+++ RECORDS SUPPLIED
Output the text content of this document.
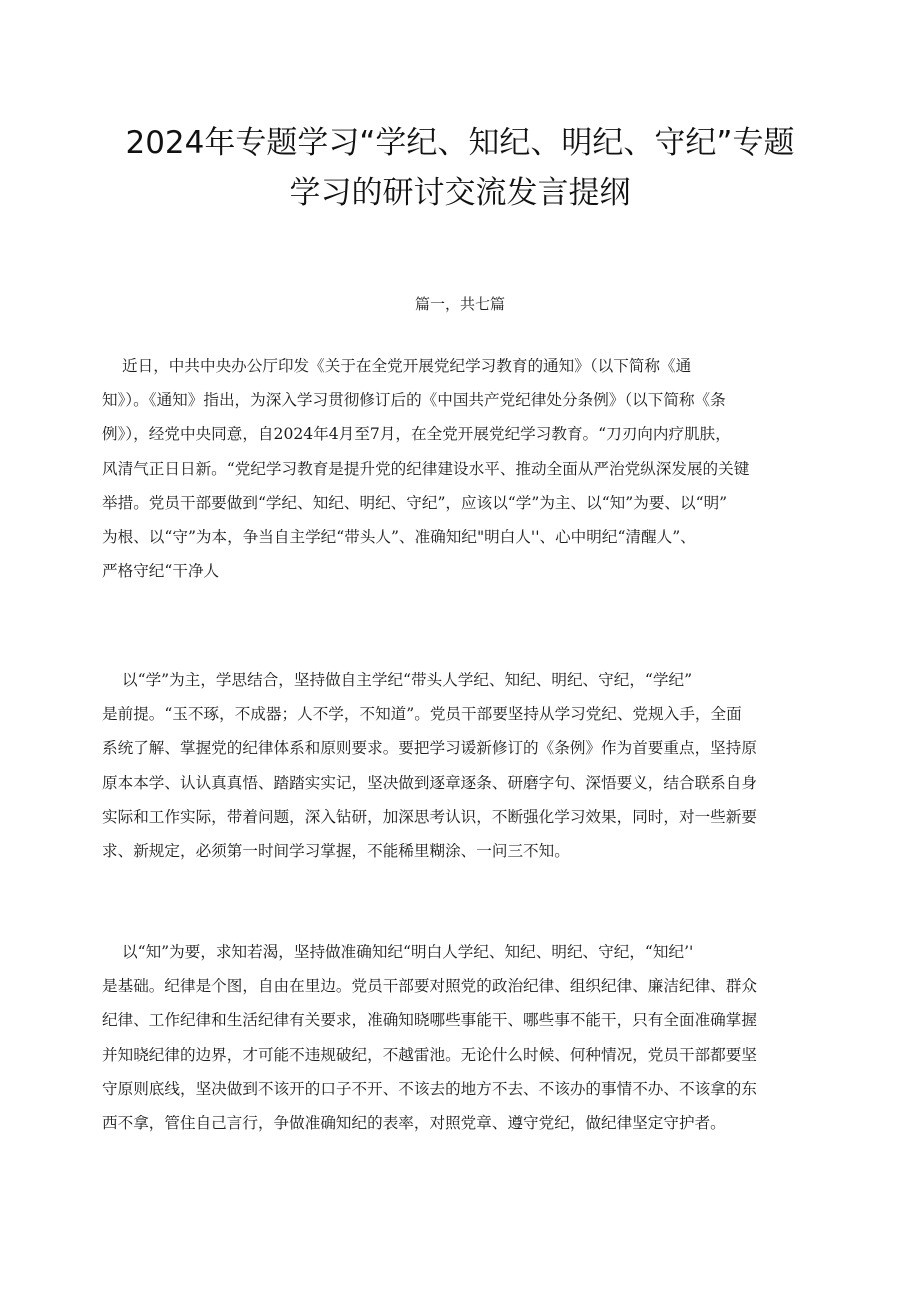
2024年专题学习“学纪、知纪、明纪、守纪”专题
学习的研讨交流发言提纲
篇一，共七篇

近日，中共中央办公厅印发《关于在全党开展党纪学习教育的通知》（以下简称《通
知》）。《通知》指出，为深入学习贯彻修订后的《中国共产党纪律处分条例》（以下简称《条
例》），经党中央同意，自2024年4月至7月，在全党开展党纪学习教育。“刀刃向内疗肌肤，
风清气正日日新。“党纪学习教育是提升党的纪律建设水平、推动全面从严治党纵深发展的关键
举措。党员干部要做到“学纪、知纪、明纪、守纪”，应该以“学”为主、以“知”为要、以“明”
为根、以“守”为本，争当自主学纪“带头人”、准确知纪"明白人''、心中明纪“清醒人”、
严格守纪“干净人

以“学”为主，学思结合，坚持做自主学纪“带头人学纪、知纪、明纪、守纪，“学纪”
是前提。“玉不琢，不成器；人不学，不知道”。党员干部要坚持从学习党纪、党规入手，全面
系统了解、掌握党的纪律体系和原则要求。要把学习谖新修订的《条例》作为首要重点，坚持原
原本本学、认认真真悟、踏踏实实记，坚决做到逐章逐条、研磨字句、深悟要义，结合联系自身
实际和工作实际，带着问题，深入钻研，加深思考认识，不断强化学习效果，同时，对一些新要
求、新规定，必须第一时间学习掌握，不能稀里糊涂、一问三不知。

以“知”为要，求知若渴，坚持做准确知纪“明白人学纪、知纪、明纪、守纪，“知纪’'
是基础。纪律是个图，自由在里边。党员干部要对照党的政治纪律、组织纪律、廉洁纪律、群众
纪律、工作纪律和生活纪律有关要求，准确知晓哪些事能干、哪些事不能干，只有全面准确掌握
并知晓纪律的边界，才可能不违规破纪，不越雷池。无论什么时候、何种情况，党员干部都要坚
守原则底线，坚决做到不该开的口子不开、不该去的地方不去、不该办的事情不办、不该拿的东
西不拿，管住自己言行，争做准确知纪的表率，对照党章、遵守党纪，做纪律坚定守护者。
++++++
Copy every record above exactly as written, but leave out the pictures.

Output the text content of this document.
2024年专题学习“学纪、知纪、明纪、守纪”专题
学习的研讨交流发言提纲
篇一，共七篇

近日，中共中央办公厅印发《关于在全党开展党纪学习教育的通知》（以下简称《通
知》）。《通知》指出，为深入学习贯彻修订后的《中国共产党纪律处分条例》（以下简称《条
例》），经党中央同意，自2024年4月至7月，在全党开展党纪学习教育。“刀刃向内疗肌肤，
风清气正日日新。“党纪学习教育是提升党的纪律建设水平、推动全面从严治党纵深发展的关键
举措。党员干部要做到“学纪、知纪、明纪、守纪”，应该以“学”为主、以“知”为要、以“明”
为根、以“守”为本，争当自主学纪“带头人”、准确知纪"明白人''、心中明纪“清醒人”、
严格守纪“干净人

以“学”为主，学思结合，坚持做自主学纪“带头人学纪、知纪、明纪、守纪，“学纪”
是前提。“玉不琢，不成器；人不学，不知道”。党员干部要坚持从学习党纪、党规入手，全面
系统了解、掌握党的纪律体系和原则要求。要把学习谖新修订的《条例》作为首要重点，坚持原
原本本学、认认真真悟、踏踏实实记，坚决做到逐章逐条、研磨字句、深悟要义，结合联系自身
实际和工作实际，带着问题，深入钻研，加深思考认识，不断强化学习效果，同时，对一些新要
求、新规定，必须第一时间学习掌握，不能稀里糊涂、一问三不知。

以“知”为要，求知若渴，坚持做准确知纪“明白人学纪、知纪、明纪、守纪，“知纪’'
是基础。纪律是个图，自由在里边。党员干部要对照党的政治纪律、组织纪律、廉洁纪律、群众
纪律、工作纪律和生活纪律有关要求，准确知晓哪些事能干、哪些事不能干，只有全面准确掌握
并知晓纪律的边界，才可能不违规破纪，不越雷池。无论什么时候、何种情况，党员干部都要坚
守原则底线，坚决做到不该开的口子不开、不该去的地方不去、不该办的事情不办、不该拿的东
西不拿，管住自己言行，争做准确知纪的表率，对照党章、遵守党纪，做纪律坚定守护者。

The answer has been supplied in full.